_Stated problem:_
Check each line of the material. Copy those containing "Flat".

-- BEGIN --

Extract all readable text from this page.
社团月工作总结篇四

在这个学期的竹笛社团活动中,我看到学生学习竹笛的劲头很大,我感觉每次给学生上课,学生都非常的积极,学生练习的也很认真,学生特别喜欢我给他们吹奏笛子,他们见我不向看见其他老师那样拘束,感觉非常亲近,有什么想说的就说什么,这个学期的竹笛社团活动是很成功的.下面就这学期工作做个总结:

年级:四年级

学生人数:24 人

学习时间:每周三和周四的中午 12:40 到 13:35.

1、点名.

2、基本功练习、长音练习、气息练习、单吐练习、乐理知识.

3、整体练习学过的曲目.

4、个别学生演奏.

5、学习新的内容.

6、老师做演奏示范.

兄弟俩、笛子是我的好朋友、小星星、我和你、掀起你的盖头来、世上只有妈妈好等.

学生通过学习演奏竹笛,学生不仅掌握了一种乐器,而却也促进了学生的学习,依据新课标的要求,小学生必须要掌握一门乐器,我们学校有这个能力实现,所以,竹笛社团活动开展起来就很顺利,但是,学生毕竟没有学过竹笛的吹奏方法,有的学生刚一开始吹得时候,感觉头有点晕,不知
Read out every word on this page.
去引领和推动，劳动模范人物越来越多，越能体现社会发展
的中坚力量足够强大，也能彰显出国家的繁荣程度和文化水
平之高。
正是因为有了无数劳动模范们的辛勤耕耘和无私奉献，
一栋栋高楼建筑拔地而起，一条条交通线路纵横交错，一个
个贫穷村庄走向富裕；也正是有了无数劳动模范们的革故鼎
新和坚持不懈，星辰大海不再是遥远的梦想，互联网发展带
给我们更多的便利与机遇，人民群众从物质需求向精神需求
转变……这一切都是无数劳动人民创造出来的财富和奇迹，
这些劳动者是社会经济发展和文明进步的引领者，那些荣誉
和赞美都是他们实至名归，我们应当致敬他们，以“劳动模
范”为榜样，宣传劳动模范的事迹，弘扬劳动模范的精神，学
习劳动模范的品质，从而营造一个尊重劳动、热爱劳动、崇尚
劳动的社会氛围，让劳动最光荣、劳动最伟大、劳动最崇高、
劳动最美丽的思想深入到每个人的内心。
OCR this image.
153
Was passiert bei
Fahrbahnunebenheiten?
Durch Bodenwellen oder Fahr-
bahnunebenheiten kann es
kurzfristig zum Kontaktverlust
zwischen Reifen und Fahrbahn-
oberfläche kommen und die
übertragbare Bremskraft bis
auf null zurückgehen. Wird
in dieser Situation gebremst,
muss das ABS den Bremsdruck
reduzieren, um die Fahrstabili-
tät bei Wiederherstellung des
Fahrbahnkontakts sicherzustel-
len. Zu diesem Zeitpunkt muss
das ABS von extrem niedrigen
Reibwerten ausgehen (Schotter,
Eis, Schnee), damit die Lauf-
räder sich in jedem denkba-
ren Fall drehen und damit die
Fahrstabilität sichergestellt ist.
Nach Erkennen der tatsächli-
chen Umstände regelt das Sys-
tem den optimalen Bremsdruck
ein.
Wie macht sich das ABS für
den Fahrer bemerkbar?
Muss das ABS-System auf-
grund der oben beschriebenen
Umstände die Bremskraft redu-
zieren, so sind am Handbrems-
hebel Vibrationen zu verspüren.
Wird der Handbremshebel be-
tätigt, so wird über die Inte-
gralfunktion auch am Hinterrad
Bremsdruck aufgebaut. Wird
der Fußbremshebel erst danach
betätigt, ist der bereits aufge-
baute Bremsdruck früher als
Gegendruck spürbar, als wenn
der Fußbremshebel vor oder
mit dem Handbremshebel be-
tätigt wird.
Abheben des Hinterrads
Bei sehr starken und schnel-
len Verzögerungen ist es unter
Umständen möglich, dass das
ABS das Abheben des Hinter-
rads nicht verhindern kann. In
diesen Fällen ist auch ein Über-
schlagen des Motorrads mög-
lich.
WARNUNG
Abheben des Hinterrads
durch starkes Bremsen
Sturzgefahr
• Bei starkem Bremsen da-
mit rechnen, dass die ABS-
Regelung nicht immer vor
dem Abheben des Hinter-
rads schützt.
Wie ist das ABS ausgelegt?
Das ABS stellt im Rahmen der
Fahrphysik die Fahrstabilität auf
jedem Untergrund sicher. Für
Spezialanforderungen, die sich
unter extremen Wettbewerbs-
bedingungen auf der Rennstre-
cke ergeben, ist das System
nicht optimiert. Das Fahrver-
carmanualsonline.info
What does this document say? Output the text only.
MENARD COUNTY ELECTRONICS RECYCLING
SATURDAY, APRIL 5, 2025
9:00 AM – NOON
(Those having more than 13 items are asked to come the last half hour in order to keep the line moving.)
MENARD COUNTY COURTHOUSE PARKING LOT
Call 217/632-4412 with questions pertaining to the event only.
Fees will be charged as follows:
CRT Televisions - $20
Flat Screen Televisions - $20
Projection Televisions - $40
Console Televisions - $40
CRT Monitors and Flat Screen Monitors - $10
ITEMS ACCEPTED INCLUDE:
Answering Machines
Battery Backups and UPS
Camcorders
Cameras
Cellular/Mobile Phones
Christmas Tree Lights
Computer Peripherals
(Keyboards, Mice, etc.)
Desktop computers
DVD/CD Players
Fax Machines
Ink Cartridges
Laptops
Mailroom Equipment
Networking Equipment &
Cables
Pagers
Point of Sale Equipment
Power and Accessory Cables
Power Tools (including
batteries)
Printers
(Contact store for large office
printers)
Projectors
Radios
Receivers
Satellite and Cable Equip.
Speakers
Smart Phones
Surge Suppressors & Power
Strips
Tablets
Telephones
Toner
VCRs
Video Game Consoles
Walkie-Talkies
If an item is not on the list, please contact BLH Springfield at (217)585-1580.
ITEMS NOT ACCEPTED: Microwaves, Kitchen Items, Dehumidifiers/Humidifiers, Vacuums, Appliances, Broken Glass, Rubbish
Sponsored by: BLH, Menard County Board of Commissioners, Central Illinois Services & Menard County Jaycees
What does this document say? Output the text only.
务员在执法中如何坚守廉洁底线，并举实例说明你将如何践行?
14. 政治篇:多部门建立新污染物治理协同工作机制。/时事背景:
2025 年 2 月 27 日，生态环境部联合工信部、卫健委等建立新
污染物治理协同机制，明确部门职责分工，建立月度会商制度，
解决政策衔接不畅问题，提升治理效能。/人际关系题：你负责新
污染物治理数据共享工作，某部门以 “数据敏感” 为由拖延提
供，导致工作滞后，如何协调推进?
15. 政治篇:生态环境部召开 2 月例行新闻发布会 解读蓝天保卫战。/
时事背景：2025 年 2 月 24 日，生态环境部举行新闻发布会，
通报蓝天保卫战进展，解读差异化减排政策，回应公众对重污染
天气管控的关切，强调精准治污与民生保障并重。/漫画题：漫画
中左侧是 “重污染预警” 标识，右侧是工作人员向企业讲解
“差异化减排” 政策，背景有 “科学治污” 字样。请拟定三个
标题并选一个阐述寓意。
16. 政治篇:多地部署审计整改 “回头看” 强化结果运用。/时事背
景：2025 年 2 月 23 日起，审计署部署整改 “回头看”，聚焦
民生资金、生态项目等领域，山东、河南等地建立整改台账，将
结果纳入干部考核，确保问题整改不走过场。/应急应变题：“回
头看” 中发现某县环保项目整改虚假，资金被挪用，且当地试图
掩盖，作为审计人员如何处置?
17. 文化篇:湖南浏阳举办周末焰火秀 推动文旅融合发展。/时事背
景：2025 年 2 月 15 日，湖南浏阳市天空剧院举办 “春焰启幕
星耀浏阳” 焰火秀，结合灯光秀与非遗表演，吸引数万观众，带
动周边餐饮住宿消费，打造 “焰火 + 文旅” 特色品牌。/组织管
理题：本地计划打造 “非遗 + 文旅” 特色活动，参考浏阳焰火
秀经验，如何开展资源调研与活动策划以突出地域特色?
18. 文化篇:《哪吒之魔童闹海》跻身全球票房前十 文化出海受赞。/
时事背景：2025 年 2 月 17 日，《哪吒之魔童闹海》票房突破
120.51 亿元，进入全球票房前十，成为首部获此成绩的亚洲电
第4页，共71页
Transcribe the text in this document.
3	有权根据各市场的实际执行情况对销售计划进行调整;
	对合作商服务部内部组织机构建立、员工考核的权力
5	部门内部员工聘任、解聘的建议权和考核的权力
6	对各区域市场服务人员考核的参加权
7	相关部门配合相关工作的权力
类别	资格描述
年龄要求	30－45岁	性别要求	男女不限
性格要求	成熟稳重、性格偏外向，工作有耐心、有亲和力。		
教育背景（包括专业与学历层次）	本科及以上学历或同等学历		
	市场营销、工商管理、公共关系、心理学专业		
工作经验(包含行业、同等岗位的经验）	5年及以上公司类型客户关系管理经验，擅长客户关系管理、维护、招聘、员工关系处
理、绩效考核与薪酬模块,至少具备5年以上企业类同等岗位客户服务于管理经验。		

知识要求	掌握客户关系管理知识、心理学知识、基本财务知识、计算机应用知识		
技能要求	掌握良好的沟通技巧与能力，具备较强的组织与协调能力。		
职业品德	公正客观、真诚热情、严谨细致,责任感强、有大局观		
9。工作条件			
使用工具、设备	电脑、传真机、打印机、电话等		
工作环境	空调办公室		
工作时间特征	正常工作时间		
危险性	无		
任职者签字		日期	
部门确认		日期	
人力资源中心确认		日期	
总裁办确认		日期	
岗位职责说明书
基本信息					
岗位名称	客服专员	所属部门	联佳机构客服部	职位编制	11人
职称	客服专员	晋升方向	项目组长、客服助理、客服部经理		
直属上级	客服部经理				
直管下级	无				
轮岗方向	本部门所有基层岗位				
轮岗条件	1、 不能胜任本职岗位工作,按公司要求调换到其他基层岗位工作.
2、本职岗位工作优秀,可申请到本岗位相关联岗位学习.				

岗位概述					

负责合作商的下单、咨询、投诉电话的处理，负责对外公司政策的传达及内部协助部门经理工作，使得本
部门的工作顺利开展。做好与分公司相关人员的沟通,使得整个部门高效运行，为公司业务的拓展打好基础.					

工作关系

-- END --

_Result below:_
Flat Screen Televisions - $20
CRT Monitors and Flat Screen Monitors - $10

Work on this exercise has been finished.